For the records below, say how many lines contain the string "grains". Give the number only.

>>

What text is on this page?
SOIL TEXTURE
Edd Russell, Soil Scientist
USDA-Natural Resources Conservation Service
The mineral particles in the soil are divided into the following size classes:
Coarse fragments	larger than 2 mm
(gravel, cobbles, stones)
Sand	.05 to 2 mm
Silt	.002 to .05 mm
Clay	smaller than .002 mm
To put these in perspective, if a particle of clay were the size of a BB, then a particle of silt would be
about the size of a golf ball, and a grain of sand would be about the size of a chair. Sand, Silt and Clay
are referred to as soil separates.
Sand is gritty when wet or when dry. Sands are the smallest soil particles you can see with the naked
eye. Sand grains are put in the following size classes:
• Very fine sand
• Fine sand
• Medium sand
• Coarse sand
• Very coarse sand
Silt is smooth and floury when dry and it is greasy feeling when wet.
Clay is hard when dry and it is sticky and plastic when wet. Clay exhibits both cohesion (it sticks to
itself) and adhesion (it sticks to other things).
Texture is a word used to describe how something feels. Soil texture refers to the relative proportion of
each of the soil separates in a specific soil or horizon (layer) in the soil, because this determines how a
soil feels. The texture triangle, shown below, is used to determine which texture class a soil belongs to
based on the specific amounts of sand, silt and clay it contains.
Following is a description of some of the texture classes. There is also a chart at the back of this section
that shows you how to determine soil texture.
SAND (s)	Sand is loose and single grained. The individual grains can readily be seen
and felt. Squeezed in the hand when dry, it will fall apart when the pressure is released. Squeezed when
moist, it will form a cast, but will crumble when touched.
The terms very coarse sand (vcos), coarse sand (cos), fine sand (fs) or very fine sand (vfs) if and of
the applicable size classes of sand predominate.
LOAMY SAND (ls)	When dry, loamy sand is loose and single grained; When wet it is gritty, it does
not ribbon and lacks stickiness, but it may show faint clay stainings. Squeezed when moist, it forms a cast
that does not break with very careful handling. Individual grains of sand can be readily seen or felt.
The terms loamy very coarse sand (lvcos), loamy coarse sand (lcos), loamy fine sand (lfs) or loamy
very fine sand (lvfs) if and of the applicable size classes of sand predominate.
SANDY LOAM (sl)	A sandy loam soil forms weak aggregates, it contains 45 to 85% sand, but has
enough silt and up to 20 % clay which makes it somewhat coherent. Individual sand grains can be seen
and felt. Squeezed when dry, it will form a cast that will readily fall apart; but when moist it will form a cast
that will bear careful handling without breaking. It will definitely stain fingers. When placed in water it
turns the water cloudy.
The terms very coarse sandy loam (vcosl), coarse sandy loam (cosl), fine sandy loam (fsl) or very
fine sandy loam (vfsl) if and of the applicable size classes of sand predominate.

<<
>>

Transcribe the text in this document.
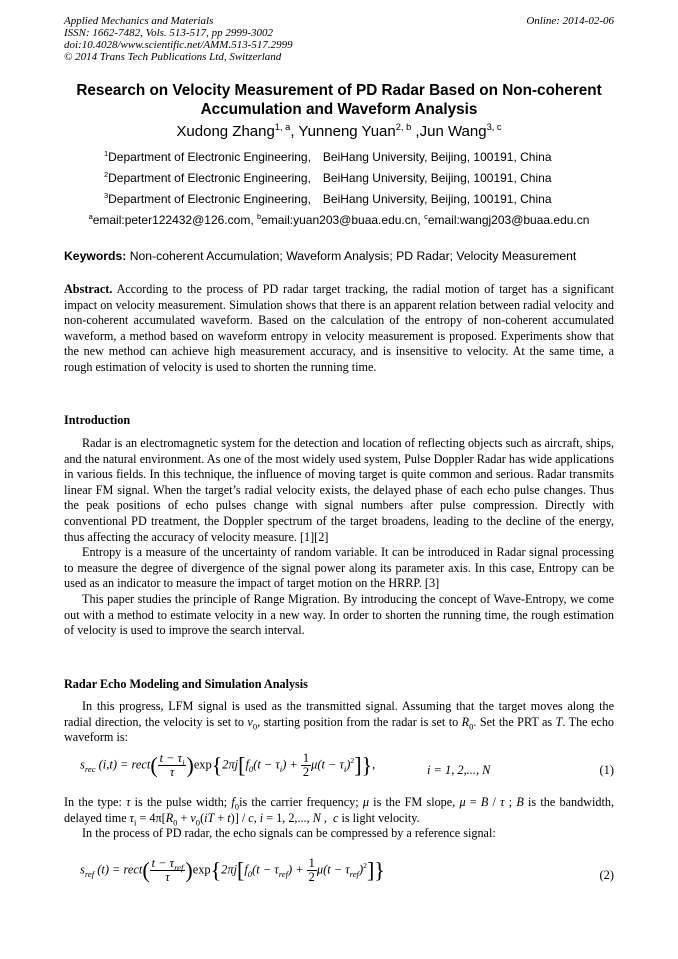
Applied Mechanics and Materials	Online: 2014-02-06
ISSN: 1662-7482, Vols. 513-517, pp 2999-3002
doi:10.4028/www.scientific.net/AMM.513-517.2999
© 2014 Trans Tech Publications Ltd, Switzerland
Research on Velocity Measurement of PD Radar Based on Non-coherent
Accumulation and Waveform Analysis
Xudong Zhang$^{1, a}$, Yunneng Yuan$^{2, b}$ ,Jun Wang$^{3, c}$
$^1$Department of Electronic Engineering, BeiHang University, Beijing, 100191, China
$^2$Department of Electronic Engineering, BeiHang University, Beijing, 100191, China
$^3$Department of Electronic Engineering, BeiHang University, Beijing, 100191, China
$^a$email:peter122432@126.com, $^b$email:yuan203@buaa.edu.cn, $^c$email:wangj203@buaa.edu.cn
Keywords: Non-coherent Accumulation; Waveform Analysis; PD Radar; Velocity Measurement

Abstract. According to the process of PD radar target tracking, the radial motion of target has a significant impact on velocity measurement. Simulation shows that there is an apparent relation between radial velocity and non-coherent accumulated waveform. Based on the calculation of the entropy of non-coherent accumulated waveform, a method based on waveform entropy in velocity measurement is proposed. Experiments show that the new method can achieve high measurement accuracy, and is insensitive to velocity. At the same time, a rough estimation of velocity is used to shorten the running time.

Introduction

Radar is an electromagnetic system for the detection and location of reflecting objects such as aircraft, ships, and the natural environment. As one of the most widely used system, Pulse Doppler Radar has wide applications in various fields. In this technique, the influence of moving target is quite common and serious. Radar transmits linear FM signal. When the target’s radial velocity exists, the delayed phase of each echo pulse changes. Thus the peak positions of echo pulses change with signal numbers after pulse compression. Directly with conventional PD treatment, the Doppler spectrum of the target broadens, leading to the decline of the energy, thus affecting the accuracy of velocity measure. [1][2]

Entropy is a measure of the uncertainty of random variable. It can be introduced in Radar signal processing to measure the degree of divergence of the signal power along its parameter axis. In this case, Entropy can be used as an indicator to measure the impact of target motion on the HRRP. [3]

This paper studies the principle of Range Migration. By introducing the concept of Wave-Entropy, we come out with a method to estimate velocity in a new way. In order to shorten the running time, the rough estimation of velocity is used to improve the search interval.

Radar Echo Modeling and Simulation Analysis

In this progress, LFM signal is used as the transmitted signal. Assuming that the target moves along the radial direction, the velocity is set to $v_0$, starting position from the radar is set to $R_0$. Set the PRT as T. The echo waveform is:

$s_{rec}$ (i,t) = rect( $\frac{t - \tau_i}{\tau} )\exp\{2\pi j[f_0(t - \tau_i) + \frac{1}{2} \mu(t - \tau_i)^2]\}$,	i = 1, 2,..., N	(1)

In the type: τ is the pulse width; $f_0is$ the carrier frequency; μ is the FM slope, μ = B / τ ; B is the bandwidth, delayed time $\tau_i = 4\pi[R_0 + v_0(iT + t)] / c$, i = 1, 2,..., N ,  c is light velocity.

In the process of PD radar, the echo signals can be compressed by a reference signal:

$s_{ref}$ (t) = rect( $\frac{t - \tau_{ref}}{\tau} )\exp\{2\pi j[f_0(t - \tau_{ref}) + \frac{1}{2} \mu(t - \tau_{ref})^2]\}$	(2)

<<
>>

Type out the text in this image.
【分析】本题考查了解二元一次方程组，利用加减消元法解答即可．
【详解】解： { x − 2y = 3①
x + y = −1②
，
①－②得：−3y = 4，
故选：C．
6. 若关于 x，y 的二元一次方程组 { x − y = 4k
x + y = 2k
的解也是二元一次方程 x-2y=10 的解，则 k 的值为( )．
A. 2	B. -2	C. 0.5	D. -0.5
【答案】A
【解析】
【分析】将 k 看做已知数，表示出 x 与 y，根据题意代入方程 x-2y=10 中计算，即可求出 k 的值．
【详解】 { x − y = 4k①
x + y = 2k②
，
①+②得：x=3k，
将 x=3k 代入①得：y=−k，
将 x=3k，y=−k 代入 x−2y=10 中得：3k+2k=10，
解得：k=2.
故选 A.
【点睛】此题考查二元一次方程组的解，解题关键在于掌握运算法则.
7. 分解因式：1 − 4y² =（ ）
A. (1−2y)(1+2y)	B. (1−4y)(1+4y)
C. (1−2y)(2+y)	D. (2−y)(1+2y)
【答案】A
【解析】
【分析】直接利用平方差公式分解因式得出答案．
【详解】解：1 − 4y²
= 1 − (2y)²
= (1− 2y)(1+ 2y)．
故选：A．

<<

> TASK ANSWER: 4